Task brief: Change every "commenter-avatar" in the records below to "commenter-profile-picture", leaving all other text as it is. Leave the pictures out of your answer.

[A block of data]

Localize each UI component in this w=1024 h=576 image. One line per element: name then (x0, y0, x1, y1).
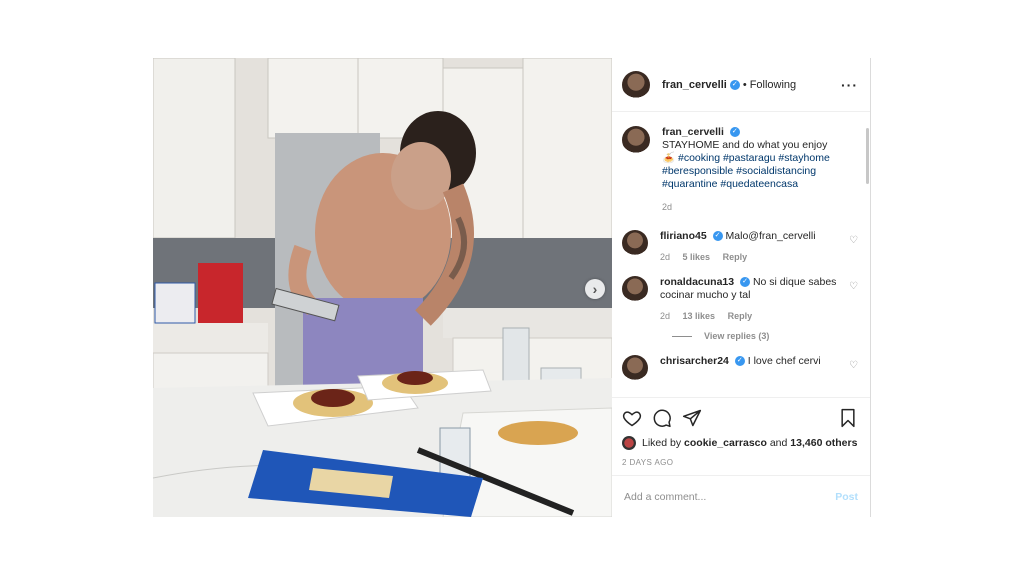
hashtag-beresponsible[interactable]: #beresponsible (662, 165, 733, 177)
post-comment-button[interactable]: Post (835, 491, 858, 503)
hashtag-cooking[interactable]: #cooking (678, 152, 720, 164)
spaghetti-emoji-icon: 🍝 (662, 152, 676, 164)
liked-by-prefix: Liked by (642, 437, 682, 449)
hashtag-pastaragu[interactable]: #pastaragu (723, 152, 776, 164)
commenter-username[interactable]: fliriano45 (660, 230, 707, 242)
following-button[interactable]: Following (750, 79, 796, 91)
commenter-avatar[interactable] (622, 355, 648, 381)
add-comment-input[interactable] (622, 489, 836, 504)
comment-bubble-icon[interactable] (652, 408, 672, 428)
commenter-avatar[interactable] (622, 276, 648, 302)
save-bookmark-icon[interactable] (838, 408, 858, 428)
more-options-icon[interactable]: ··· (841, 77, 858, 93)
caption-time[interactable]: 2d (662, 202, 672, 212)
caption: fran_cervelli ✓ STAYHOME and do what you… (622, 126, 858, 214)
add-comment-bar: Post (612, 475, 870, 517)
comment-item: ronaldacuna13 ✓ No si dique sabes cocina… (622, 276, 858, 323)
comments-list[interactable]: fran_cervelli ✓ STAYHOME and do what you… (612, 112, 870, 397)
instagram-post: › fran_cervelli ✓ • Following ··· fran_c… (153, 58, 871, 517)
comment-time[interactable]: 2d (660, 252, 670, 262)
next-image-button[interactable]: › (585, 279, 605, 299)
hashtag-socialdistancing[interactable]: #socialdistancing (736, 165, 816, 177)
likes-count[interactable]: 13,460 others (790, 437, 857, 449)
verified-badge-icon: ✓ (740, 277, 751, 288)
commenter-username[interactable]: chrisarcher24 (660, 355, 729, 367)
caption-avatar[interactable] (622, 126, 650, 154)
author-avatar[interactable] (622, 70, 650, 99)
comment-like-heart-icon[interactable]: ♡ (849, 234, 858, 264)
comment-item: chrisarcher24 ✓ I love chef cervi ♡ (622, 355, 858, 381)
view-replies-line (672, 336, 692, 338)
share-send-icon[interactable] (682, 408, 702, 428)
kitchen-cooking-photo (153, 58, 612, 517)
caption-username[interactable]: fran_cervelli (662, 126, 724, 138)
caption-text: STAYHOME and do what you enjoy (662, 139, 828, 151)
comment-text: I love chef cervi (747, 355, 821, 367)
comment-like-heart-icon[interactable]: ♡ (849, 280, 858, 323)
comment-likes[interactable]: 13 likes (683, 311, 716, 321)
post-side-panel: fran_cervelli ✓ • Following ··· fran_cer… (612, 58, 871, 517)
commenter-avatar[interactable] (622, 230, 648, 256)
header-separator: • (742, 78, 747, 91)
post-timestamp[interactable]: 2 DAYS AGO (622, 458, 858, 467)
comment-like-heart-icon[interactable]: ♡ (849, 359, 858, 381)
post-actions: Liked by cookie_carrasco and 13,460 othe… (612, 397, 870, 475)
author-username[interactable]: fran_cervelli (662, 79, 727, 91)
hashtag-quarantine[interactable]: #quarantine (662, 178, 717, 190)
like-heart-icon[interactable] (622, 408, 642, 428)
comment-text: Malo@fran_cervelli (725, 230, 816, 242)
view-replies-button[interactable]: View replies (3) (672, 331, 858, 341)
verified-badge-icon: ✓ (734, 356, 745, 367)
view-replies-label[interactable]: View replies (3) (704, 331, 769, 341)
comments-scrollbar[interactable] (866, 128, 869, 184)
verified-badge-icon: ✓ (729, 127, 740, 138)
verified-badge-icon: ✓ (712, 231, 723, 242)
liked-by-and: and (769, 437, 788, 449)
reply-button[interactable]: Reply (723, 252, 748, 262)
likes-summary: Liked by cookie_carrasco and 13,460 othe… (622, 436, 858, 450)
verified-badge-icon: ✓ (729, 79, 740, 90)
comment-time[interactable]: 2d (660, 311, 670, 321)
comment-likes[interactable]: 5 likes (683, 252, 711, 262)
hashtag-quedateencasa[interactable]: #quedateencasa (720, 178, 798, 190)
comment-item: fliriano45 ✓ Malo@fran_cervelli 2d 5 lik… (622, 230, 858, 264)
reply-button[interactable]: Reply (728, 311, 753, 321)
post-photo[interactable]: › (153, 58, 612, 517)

Task solution:
Localize each UI component in this w=1024 h=576 image. One line per element: name then (x0, y0, x1, y1).
hashtag-beresponsible[interactable]: #beresponsible (662, 165, 733, 177)
post-comment-button[interactable]: Post (835, 491, 858, 503)
hashtag-cooking[interactable]: #cooking (678, 152, 720, 164)
spaghetti-emoji-icon: 🍝 (662, 152, 676, 164)
liked-by-prefix: Liked by (642, 437, 682, 449)
hashtag-pastaragu[interactable]: #pastaragu (723, 152, 776, 164)
commenter-username[interactable]: fliriano45 (660, 230, 707, 242)
following-button[interactable]: Following (750, 79, 796, 91)
commenter-profile-picture[interactable] (622, 355, 648, 381)
add-comment-input[interactable] (622, 489, 836, 504)
comment-bubble-icon[interactable] (652, 408, 672, 428)
commenter-profile-picture[interactable] (622, 276, 648, 302)
save-bookmark-icon[interactable] (838, 408, 858, 428)
more-options-icon[interactable]: ··· (841, 77, 858, 93)
caption-time[interactable]: 2d (662, 202, 672, 212)
caption: fran_cervelli ✓ STAYHOME and do what you… (622, 126, 858, 214)
add-comment-bar: Post (612, 475, 870, 517)
comment-item: ronaldacuna13 ✓ No si dique sabes cocina… (622, 276, 858, 323)
comments-list[interactable]: fran_cervelli ✓ STAYHOME and do what you… (612, 112, 870, 397)
instagram-post: › fran_cervelli ✓ • Following ··· fran_c… (153, 58, 871, 517)
comment-time[interactable]: 2d (660, 252, 670, 262)
next-image-button[interactable]: › (585, 279, 605, 299)
hashtag-socialdistancing[interactable]: #socialdistancing (736, 165, 816, 177)
likes-count[interactable]: 13,460 others (790, 437, 857, 449)
verified-badge-icon: ✓ (740, 277, 751, 288)
commenter-username[interactable]: chrisarcher24 (660, 355, 729, 367)
caption-avatar[interactable] (622, 126, 650, 154)
author-avatar[interactable] (622, 70, 650, 99)
comment-like-heart-icon[interactable]: ♡ (849, 234, 858, 264)
comment-item: chrisarcher24 ✓ I love chef cervi ♡ (622, 355, 858, 381)
view-replies-line (672, 336, 692, 338)
share-send-icon[interactable] (682, 408, 702, 428)
kitchen-cooking-photo (153, 58, 612, 517)
caption-username[interactable]: fran_cervelli (662, 126, 724, 138)
caption-text: STAYHOME and do what you enjoy (662, 139, 828, 151)
comment-text: I love chef cervi (747, 355, 821, 367)
comment-like-heart-icon[interactable]: ♡ (849, 280, 858, 323)
comment-likes[interactable]: 13 likes (683, 311, 716, 321)
post-side-panel: fran_cervelli ✓ • Following ··· fran_cer… (612, 58, 871, 517)
commenter-profile-picture[interactable] (622, 230, 648, 256)
header-separator: • (742, 78, 747, 91)
post-timestamp[interactable]: 2 DAYS AGO (622, 458, 858, 467)
comment-like-heart-icon[interactable]: ♡ (849, 359, 858, 381)
post-actions: Liked by cookie_carrasco and 13,460 othe… (612, 397, 870, 475)
author-username[interactable]: fran_cervelli (662, 79, 727, 91)
hashtag-quarantine[interactable]: #quarantine (662, 178, 717, 190)
like-heart-icon[interactable] (622, 408, 642, 428)
comment-text: Malo@fran_cervelli (725, 230, 816, 242)
view-replies-button[interactable]: View replies (3) (672, 331, 858, 341)
verified-badge-icon: ✓ (734, 356, 745, 367)
view-replies-label[interactable]: View replies (3) (704, 331, 769, 341)
comments-scrollbar[interactable] (866, 128, 869, 184)
verified-badge-icon: ✓ (729, 127, 740, 138)
verified-badge-icon: ✓ (712, 231, 723, 242)
liked-by-and: and (769, 437, 788, 449)
reply-button[interactable]: Reply (723, 252, 748, 262)
likes-summary: Liked by cookie_carrasco and 13,460 othe… (622, 436, 858, 450)
verified-badge-icon: ✓ (729, 79, 740, 90)
comment-time[interactable]: 2d (660, 311, 670, 321)
comment-likes[interactable]: 5 likes (683, 252, 711, 262)
hashtag-quedateencasa[interactable]: #quedateencasa (720, 178, 798, 190)
comment-item: fliriano45 ✓ Malo@fran_cervelli 2d 5 lik… (622, 230, 858, 264)
reply-button[interactable]: Reply (728, 311, 753, 321)
post-photo[interactable]: › (153, 58, 612, 517)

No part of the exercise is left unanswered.